DATASET EXTRACT
--

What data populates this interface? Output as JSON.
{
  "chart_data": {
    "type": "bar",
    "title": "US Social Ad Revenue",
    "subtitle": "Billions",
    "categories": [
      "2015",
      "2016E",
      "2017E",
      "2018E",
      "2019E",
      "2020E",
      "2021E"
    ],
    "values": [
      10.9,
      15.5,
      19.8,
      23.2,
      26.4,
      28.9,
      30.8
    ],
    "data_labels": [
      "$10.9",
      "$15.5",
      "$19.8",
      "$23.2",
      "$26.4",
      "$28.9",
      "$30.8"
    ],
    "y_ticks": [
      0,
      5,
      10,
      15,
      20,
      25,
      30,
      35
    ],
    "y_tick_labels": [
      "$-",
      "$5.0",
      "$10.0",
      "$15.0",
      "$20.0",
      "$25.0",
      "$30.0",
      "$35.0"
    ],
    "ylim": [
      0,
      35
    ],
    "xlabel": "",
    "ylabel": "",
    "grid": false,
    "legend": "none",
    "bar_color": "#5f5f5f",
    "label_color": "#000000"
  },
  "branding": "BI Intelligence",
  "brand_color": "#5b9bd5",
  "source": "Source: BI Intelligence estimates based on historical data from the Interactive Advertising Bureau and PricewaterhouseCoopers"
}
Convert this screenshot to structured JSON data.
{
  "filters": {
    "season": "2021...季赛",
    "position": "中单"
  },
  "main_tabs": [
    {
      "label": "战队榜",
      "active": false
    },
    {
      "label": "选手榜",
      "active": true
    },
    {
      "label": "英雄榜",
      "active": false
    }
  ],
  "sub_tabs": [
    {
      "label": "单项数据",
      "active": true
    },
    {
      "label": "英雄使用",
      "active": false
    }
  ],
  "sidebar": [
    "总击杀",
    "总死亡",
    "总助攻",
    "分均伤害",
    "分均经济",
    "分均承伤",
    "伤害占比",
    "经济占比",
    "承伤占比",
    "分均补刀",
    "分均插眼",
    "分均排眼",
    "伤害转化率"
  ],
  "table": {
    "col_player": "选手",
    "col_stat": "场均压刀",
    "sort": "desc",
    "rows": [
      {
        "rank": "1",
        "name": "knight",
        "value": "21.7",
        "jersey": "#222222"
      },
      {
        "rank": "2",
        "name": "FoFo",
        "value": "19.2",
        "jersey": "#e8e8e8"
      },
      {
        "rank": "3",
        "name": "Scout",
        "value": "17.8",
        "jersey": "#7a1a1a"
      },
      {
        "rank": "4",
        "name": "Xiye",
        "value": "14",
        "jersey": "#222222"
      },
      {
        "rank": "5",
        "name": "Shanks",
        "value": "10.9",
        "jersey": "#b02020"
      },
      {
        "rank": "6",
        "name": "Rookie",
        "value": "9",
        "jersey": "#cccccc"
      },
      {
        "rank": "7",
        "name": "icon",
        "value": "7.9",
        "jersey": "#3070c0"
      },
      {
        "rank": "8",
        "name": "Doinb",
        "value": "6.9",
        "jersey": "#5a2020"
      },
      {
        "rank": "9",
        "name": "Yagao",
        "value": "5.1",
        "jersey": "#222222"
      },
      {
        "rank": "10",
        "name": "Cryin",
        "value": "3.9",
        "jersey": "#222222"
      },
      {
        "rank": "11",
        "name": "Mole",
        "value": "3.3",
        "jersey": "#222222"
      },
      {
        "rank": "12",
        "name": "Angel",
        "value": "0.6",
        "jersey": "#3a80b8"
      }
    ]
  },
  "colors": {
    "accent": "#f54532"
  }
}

--

WHAT IS EXPECTED
Write the whole listing out again. Keep every line exactly as it is.

RIGHT ANSWER
What data populates this interface? Output as JSON.
{
  "chart_data": {
    "type": "bar",
    "title": "US Social Ad Revenue",
    "subtitle": "Billions",
    "categories": [
      "2015",
      "2016E",
      "2017E",
      "2018E",
      "2019E",
      "2020E",
      "2021E"
    ],
    "values": [
      10.9,
      15.5,
      19.8,
      23.2,
      26.4,
      28.9,
      30.8
    ],
    "data_labels": [
      "$10.9",
      "$15.5",
      "$19.8",
      "$23.2",
      "$26.4",
      "$28.9",
      "$30.8"
    ],
    "y_ticks": [
      0,
      5,
      10,
      15,
      20,
      25,
      30,
      35
    ],
    "y_tick_labels": [
      "$-",
      "$5.0",
      "$10.0",
      "$15.0",
      "$20.0",
      "$25.0",
      "$30.0",
      "$35.0"
    ],
    "ylim": [
      0,
      35
    ],
    "xlabel": "",
    "ylabel": "",
    "grid": false,
    "legend": "none",
    "bar_color": "#5f5f5f",
    "label_color": "#000000"
  },
  "branding": "BI Intelligence",
  "brand_color": "#5b9bd5",
  "source": "Source: BI Intelligence estimates based on historical data from the Interactive Advertising Bureau and PricewaterhouseCoopers"
}
Convert this screenshot to structured JSON data.
{
  "filters": {
    "season": "2021...季赛",
    "position": "中单"
  },
  "main_tabs": [
    {
      "label": "战队榜",
      "active": false
    },
    {
      "label": "选手榜",
      "active": true
    },
    {
      "label": "英雄榜",
      "active": false
    }
  ],
  "sub_tabs": [
    {
      "label": "单项数据",
      "active": true
    },
    {
      "label": "英雄使用",
      "active": false
    }
  ],
  "sidebar": [
    "总击杀",
    "总死亡",
    "总助攻",
    "分均伤害",
    "分均经济",
    "分均承伤",
    "伤害占比",
    "经济占比",
    "承伤占比",
    "分均补刀",
    "分均插眼",
    "分均排眼",
    "伤害转化率"
  ],
  "table": {
    "col_player": "选手",
    "col_stat": "场均压刀",
    "sort": "desc",
    "rows": [
      {
        "rank": "1",
        "name": "knight",
        "value": "21.7",
        "jersey": "#222222"
      },
      {
        "rank": "2",
        "name": "FoFo",
        "value": "19.2",
        "jersey": "#e8e8e8"
      },
      {
        "rank": "3",
        "name": "Scout",
        "value": "17.8",
        "jersey": "#7a1a1a"
      },
      {
        "rank": "4",
        "name": "Xiye",
        "value": "14",
        "jersey": "#222222"
      },
      {
        "rank": "5",
        "name": "Shanks",
        "value": "10.9",
        "jersey": "#b02020"
      },
      {
        "rank": "6",
        "name": "Rookie",
        "value": "9",
        "jersey": "#cccccc"
      },
      {
        "rank": "7",
        "name": "icon",
        "value": "7.9",
        "jersey": "#3070c0"
      },
      {
        "rank": "8",
        "name": "Doinb",
        "value": "6.9",
        "jersey": "#5a2020"
      },
      {
        "rank": "9",
        "name": "Yagao",
        "value": "5.1",
        "jersey": "#222222"
      },
      {
        "rank": "10",
        "name": "Cryin",
        "value": "3.9",
        "jersey": "#222222"
      },
      {
        "rank": "11",
        "name": "Mole",
        "value": "3.3",
        "jersey": "#222222"
      },
      {
        "rank": "12",
        "name": "Angel",
        "value": "0.6",
        "jersey": "#3a80b8"
      }
    ]
  },
  "colors": {
    "accent": "#f54532"
  }
}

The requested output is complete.